→ **The exercise**:
Check every line of the entries below for the word "this", and copy the ones that have it.

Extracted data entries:

▽

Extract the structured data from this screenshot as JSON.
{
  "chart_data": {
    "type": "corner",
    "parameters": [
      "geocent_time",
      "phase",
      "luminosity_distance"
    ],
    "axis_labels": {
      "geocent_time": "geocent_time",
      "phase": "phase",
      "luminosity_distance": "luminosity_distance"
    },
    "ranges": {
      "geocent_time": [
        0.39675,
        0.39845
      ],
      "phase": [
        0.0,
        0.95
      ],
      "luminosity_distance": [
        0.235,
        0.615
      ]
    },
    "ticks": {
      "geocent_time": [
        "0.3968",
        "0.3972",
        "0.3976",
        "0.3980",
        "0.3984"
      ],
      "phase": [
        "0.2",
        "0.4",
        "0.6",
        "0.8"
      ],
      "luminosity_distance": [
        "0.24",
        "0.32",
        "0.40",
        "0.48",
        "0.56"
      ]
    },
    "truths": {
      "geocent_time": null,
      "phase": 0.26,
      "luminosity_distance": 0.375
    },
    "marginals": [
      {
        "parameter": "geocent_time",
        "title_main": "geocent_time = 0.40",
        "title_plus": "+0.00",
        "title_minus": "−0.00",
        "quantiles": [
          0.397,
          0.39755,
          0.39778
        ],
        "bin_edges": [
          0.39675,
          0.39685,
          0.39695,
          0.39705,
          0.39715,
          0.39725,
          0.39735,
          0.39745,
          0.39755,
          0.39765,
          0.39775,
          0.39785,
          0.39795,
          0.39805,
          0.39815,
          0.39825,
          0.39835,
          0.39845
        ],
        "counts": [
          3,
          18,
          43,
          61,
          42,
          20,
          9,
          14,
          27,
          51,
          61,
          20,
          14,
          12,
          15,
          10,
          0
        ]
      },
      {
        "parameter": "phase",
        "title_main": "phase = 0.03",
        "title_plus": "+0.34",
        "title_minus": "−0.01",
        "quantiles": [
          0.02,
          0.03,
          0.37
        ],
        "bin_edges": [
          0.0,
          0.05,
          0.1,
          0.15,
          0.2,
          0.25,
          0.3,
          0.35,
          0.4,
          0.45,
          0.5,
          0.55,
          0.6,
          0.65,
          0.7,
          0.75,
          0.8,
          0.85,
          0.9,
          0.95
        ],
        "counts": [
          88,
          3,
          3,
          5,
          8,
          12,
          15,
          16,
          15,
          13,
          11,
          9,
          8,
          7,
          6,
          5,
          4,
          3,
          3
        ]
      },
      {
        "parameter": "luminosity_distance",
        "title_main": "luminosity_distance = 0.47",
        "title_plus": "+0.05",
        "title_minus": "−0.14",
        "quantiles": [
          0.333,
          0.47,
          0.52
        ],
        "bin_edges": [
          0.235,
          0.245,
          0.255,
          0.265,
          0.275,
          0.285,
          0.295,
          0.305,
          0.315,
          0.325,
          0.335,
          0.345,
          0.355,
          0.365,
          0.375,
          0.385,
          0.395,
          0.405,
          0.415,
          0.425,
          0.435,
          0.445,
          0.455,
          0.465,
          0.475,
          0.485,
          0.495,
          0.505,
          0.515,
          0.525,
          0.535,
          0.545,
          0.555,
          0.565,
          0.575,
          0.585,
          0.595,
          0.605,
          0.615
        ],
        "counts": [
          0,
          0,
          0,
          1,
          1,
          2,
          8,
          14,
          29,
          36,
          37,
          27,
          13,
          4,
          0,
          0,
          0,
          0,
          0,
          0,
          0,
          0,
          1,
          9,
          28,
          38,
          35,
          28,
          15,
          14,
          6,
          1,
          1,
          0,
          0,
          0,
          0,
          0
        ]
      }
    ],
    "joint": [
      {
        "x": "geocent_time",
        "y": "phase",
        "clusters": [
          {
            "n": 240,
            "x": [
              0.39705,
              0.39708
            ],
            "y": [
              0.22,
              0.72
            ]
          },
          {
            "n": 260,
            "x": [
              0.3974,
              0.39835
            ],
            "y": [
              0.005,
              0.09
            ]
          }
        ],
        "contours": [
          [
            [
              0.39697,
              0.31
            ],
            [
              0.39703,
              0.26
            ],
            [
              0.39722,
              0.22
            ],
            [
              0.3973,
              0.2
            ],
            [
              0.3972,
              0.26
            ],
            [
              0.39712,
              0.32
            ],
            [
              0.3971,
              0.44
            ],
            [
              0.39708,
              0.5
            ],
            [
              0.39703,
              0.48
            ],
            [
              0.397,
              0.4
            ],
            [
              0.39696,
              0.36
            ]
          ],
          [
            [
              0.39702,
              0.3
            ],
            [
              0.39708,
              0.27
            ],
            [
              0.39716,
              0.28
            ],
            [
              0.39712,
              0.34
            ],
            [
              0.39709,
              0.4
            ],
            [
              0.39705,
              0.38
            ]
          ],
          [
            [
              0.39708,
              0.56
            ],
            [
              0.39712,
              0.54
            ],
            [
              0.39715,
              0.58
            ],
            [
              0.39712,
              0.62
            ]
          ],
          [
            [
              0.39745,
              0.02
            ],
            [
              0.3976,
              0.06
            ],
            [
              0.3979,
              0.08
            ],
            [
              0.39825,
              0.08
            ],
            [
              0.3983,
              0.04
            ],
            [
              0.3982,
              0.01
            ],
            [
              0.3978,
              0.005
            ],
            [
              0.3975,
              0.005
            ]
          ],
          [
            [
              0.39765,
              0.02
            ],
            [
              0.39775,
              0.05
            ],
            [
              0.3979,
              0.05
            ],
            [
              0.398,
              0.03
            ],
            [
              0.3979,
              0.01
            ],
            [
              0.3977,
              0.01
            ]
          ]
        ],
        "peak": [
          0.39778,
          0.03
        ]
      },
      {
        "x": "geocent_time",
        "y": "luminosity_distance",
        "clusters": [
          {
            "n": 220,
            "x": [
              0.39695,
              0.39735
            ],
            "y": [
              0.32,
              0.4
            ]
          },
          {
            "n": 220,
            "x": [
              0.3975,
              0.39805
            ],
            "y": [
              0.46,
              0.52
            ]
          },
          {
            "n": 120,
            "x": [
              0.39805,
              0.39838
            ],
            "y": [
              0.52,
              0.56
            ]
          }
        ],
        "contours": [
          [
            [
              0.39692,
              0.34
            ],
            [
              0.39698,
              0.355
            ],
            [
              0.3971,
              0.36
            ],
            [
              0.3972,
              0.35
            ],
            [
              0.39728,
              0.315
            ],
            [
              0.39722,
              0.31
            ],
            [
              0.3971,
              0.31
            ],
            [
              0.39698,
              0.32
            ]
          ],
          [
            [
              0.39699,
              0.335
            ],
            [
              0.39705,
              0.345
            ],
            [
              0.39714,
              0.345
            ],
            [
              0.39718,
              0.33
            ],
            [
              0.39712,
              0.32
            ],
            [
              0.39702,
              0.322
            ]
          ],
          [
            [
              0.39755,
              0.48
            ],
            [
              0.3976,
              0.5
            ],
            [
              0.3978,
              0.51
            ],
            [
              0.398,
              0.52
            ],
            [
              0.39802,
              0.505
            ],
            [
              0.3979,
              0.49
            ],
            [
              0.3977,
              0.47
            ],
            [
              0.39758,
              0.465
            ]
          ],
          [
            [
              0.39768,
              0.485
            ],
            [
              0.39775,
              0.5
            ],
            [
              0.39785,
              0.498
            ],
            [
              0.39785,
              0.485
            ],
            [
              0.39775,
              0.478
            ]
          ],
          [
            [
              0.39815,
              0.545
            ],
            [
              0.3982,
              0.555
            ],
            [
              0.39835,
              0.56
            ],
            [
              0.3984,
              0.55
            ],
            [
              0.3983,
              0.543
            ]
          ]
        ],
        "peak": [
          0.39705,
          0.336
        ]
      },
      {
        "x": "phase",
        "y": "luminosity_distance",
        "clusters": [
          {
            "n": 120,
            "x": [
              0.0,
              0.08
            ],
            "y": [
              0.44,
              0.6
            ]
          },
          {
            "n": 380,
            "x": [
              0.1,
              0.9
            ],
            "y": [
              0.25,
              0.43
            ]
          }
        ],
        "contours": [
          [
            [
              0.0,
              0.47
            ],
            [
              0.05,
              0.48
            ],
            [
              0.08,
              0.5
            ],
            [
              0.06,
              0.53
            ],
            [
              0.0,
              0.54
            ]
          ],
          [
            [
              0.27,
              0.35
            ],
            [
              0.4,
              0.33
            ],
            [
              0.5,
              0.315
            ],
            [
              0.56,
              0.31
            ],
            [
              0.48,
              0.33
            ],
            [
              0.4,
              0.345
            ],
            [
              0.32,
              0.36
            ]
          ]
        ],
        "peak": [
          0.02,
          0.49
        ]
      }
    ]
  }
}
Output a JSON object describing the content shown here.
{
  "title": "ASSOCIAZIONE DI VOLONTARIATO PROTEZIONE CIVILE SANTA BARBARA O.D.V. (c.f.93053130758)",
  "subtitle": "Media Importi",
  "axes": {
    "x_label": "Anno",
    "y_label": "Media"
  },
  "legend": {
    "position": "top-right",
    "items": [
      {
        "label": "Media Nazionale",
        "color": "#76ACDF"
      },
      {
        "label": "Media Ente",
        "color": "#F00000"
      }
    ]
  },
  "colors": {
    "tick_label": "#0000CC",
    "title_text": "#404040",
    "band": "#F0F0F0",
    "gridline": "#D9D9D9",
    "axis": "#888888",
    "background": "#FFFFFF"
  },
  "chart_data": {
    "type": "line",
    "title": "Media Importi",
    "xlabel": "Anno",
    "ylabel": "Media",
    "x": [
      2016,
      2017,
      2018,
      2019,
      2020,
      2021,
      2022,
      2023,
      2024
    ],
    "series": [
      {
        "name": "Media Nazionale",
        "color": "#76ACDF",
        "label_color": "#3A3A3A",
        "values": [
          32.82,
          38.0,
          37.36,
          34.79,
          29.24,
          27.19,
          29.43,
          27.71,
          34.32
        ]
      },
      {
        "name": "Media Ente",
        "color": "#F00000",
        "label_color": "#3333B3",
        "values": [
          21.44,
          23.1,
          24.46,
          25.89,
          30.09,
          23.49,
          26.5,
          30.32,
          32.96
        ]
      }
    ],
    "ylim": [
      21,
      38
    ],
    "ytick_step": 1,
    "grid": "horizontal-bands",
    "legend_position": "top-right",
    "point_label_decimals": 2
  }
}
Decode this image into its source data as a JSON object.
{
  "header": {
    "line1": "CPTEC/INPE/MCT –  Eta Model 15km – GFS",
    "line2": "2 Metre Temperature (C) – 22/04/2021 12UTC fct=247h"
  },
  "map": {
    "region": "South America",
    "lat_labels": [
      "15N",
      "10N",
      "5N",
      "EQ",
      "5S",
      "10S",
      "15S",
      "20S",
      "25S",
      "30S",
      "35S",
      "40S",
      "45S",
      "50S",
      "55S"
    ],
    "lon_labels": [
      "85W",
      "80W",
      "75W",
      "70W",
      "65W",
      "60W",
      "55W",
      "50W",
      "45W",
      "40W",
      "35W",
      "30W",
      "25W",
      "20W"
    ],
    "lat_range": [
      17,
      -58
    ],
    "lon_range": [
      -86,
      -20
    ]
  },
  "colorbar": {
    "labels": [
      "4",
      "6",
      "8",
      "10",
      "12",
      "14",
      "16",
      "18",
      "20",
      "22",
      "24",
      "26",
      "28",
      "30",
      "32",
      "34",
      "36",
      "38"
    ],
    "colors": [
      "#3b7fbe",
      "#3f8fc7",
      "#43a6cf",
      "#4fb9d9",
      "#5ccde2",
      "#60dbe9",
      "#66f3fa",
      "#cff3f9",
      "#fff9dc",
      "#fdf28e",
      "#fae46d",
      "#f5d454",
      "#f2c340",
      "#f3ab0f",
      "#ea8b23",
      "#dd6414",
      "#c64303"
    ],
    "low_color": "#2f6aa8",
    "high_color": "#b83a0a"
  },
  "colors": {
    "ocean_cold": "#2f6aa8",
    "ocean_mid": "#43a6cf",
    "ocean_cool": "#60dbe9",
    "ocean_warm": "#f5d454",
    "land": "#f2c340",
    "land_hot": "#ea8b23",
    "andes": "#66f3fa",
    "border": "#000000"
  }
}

△

→ **Full answer**:
Extract the structured data from this screenshot as JSON.
Decode this image into its source data as a JSON object.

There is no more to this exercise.